[GIVEN TASK] Identify and copy all lines of the material where the string "广州广日电梯工业有限公司" is found.

[MATERIALS PROVIDED]

________________

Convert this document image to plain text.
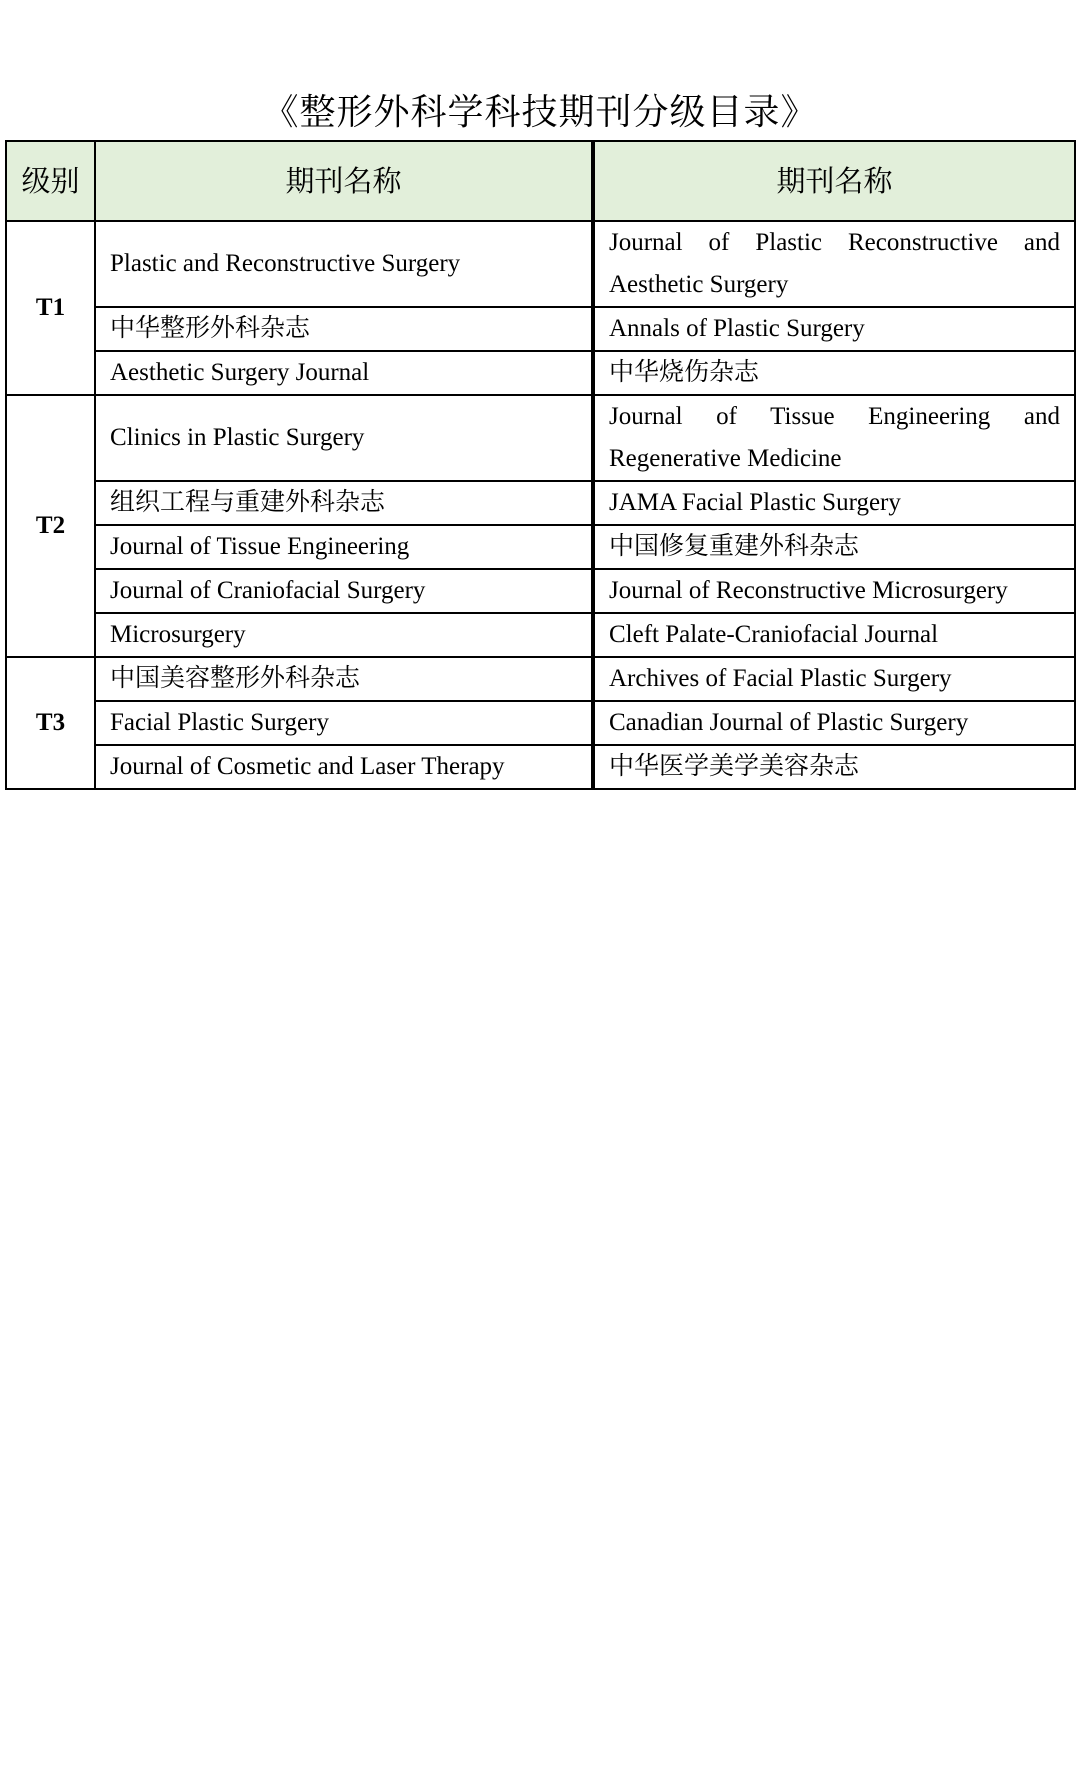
《整形外科学科技期刊分级目录》
级别	期刊名称	期刊名称
T1	Plastic and Reconstructive Surgery	Journal of Plastic Reconstructive and Aesthetic Surgery
	中华整形外科杂志	Annals of Plastic Surgery
	Aesthetic Surgery Journal	中华烧伤杂志
T2	Clinics in Plastic Surgery	Journal of Tissue Engineering and Regenerative Medicine
	组织工程与重建外科杂志	JAMA Facial Plastic Surgery
	Journal of Tissue Engineering	中国修复重建外科杂志
	Journal of Craniofacial Surgery	Journal of Reconstructive Microsurgery
	Microsurgery	Cleft Palate-Craniofacial Journal
T3	中国美容整形外科杂志	Archives of Facial Plastic Surgery
	Facial Plastic Surgery	Canadian Journal of Plastic Surgery
	Journal of Cosmetic and Laser Therapy	中华医学美学美容杂志
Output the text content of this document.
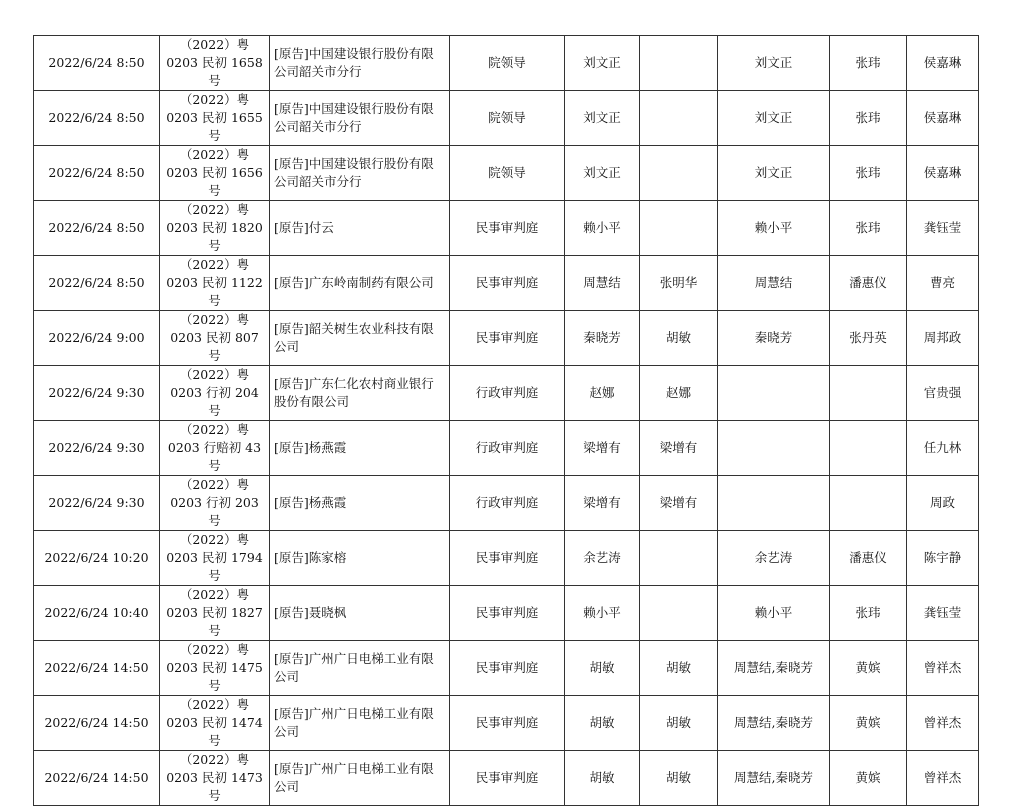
2022/6/24 8:50	（2022）粤 0203 民初 1658 号	[原告]中国建设银行股份有限公司韶关市分行	院领导	刘文正		刘文正	张玮	侯嘉琳
2022/6/24 8:50	（2022）粤 0203 民初 1655 号	[原告]中国建设银行股份有限公司韶关市分行	院领导	刘文正		刘文正	张玮	侯嘉琳
2022/6/24 8:50	（2022）粤 0203 民初 1656 号	[原告]中国建设银行股份有限公司韶关市分行	院领导	刘文正		刘文正	张玮	侯嘉琳
2022/6/24 8:50	（2022）粤 0203 民初 1820 号	[原告]付云	民事审判庭	赖小平		赖小平	张玮	龚钰莹
2022/6/24 8:50	（2022）粤 0203 民初 1122 号	[原告]广东岭南制药有限公司	民事审判庭	周慧结	张明华	周慧结	潘惠仪	曹亮
2022/6/24 9:00	（2022）粤 0203 民初 807 号	[原告]韶关树生农业科技有限公司	民事审判庭	秦晓芳	胡敏	秦晓芳	张丹英	周邦政
2022/6/24 9:30	（2022）粤 0203 行初 204 号	[原告]广东仁化农村商业银行股份有限公司	行政审判庭	赵娜	赵娜			官贵强
2022/6/24 9:30	（2022）粤 0203 行赔初 43 号	[原告]杨燕霞	行政审判庭	梁增有	梁增有			任九林
2022/6/24 9:30	（2022）粤 0203 行初 203 号	[原告]杨燕霞	行政审判庭	梁增有	梁增有			周政
2022/6/24 10:20	（2022）粤 0203 民初 1794 号	[原告]陈家榕	民事审判庭	余艺涛		余艺涛	潘惠仪	陈宇静
2022/6/24 10:40	（2022）粤 0203 民初 1827 号	[原告]聂晓枫	民事审判庭	赖小平		赖小平	张玮	龚钰莹
2022/6/24 14:50	（2022）粤 0203 民初 1475 号	[原告]广州广日电梯工业有限公司	民事审判庭	胡敏	胡敏	周慧结,秦晓芳	黄嫔	曾祥杰
2022/6/24 14:50	（2022）粤 0203 民初 1474 号	[原告]广州广日电梯工业有限公司	民事审判庭	胡敏	胡敏	周慧结,秦晓芳	黄嫔	曾祥杰
2022/6/24 14:50	（2022）粤 0203 民初 1473 号	[原告]广州广日电梯工业有限公司	民事审判庭	胡敏	胡敏	周慧结,秦晓芳	黄嫔	曾祥杰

________________

[ANSWER BELOW]
2022/6/24 14:50	（2022）粤 0203 民初 1475 号	[原告]广州广日电梯工业有限公司	民事审判庭	胡敏	胡敏	周慧结,秦晓芳	黄嫔	曾祥杰
2022/6/24 14:50	（2022）粤 0203 民初 1474 号	[原告]广州广日电梯工业有限公司	民事审判庭	胡敏	胡敏	周慧结,秦晓芳	黄嫔	曾祥杰
2022/6/24 14:50	（2022）粤 0203 民初 1473 号	[原告]广州广日电梯工业有限公司	民事审判庭	胡敏	胡敏	周慧结,秦晓芳	黄嫔	曾祥杰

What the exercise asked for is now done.